» Work to be completed
Every line below that mentions the word "name" should be copied out.

» Data provided
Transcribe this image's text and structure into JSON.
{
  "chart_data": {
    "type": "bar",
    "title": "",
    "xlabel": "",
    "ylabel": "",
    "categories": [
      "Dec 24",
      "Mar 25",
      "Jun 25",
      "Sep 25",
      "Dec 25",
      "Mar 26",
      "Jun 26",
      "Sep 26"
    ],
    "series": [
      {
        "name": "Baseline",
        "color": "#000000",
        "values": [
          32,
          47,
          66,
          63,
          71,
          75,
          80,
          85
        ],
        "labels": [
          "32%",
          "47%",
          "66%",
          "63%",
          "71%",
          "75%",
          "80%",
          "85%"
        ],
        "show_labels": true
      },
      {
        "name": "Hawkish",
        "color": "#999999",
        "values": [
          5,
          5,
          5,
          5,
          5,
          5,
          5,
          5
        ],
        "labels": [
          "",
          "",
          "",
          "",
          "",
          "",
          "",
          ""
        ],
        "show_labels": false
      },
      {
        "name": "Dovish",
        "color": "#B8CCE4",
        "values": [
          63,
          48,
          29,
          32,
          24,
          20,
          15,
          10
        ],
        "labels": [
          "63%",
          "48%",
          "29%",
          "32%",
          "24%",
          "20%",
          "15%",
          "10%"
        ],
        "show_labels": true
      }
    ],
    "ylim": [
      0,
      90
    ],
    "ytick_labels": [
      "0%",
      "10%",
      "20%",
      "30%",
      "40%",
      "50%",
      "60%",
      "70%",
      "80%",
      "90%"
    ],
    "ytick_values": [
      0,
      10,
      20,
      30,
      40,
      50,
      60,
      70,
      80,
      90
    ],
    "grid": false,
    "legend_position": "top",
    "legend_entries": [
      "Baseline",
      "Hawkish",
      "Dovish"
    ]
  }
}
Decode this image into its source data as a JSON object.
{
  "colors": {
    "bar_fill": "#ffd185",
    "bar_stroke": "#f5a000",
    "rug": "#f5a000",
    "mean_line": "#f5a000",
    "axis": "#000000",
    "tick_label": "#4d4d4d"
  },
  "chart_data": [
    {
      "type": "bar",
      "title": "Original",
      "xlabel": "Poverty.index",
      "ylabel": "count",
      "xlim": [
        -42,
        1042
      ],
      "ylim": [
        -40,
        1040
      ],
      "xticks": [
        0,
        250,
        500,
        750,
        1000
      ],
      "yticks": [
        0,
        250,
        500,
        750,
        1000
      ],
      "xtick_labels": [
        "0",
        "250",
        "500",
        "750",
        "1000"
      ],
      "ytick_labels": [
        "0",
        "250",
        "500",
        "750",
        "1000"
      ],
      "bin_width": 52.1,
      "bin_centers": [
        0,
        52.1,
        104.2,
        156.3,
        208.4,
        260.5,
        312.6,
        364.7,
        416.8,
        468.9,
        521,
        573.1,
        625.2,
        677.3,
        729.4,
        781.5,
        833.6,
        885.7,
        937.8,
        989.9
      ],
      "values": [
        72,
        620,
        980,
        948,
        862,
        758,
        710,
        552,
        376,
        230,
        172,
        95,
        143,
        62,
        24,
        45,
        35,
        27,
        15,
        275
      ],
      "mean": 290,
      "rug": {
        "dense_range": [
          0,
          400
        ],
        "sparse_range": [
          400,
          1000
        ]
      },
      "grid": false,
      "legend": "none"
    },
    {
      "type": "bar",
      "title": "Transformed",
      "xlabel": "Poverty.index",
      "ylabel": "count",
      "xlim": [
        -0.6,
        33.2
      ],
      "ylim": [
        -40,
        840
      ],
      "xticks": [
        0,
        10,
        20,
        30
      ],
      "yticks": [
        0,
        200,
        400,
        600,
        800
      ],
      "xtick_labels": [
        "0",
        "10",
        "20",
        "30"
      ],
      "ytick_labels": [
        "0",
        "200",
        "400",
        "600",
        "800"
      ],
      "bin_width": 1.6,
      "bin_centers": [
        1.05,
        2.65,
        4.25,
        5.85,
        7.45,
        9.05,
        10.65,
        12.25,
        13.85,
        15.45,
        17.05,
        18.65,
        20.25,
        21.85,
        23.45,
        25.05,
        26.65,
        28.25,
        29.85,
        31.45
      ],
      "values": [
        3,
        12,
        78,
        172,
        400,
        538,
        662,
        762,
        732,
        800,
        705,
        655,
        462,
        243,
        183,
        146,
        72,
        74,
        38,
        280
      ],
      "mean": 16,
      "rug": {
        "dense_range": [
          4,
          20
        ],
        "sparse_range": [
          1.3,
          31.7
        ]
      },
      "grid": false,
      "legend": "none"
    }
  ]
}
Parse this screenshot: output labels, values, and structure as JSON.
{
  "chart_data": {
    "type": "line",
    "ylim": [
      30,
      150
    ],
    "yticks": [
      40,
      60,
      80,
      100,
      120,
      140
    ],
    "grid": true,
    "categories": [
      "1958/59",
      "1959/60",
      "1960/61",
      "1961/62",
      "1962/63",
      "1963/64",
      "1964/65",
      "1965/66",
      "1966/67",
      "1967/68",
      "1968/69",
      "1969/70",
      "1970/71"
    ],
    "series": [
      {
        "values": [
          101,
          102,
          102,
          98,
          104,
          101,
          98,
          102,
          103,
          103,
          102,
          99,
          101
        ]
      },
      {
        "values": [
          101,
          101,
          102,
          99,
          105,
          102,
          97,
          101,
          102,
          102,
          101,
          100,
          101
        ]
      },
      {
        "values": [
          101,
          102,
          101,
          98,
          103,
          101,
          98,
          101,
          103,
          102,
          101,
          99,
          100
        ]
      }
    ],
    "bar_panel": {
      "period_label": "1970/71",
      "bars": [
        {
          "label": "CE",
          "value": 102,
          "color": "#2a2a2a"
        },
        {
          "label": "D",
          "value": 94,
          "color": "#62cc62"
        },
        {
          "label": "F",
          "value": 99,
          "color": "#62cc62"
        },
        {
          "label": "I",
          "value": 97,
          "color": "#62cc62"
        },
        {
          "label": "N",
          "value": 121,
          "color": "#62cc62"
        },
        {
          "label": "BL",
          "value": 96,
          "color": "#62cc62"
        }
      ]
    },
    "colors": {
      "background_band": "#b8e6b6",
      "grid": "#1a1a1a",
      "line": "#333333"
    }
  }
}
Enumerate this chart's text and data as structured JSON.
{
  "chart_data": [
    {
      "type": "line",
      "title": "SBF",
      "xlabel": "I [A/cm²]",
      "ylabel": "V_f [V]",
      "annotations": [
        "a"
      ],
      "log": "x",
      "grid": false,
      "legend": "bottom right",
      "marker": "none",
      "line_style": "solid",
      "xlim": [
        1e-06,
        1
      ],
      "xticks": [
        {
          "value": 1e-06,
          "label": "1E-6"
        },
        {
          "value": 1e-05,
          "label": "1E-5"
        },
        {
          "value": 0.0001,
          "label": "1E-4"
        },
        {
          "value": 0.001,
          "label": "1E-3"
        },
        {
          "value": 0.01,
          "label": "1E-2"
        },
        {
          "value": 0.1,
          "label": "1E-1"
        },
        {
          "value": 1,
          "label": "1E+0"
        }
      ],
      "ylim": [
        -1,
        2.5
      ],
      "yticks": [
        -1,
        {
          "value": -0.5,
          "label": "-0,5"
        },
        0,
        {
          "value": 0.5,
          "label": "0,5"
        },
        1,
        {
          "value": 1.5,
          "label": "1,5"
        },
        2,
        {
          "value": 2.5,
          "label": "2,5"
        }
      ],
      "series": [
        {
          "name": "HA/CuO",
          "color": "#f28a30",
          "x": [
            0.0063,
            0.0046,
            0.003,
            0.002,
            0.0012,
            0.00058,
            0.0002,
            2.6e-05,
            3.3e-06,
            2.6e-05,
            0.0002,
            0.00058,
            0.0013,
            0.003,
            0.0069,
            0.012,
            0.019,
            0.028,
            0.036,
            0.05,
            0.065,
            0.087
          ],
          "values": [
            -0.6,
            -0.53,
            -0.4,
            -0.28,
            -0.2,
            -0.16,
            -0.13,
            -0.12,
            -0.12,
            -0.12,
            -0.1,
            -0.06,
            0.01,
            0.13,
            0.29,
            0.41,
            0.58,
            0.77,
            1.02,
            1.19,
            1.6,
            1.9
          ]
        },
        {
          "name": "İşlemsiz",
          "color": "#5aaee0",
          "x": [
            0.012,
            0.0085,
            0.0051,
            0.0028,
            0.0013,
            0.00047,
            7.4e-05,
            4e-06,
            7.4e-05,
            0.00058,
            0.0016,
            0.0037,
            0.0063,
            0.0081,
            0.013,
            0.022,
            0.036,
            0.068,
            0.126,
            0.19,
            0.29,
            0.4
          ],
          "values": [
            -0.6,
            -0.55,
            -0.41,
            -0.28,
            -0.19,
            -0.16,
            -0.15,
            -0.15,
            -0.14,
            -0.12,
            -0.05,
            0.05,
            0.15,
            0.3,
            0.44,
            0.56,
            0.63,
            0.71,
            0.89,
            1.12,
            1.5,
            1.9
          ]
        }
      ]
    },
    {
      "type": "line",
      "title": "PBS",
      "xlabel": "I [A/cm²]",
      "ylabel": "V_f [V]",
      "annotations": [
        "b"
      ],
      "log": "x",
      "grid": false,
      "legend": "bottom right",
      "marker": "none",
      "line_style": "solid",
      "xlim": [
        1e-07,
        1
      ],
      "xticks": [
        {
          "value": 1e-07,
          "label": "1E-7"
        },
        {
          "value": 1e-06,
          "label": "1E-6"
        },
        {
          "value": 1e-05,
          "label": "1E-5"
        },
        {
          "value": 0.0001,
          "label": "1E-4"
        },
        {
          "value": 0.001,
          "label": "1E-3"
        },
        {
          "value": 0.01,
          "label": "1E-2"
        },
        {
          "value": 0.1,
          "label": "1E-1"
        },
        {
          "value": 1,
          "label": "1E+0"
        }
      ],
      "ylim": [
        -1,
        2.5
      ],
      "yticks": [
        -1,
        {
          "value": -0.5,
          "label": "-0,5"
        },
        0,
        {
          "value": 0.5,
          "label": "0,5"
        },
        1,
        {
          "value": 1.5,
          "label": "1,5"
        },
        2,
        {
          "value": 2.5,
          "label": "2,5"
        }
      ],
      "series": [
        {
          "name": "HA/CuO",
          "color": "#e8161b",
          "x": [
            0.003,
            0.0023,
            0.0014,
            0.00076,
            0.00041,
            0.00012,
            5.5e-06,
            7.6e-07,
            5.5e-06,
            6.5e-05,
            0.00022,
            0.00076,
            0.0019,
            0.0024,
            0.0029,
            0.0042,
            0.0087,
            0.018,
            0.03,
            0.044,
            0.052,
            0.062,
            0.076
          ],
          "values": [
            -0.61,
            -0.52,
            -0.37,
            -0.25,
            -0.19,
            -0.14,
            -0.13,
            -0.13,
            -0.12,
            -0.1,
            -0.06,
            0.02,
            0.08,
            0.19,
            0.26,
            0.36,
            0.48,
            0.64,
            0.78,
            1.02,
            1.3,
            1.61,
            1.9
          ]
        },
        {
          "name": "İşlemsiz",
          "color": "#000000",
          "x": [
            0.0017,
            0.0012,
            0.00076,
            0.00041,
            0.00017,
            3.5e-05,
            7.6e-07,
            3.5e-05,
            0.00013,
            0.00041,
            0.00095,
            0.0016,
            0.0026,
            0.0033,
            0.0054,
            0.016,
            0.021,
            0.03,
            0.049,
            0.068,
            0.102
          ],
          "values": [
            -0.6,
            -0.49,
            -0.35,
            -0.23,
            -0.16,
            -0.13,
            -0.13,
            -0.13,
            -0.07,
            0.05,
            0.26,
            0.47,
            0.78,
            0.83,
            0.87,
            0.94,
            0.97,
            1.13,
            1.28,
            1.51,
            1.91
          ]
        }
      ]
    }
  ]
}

» Exercise output
        "name": "Baseline",
        "name": "Hawkish",
        "name": "Dovish",
          "name": "HA/CuO",
          "name": "İşlemsiz",
          "name": "HA/CuO",
          "name": "İşlemsiz",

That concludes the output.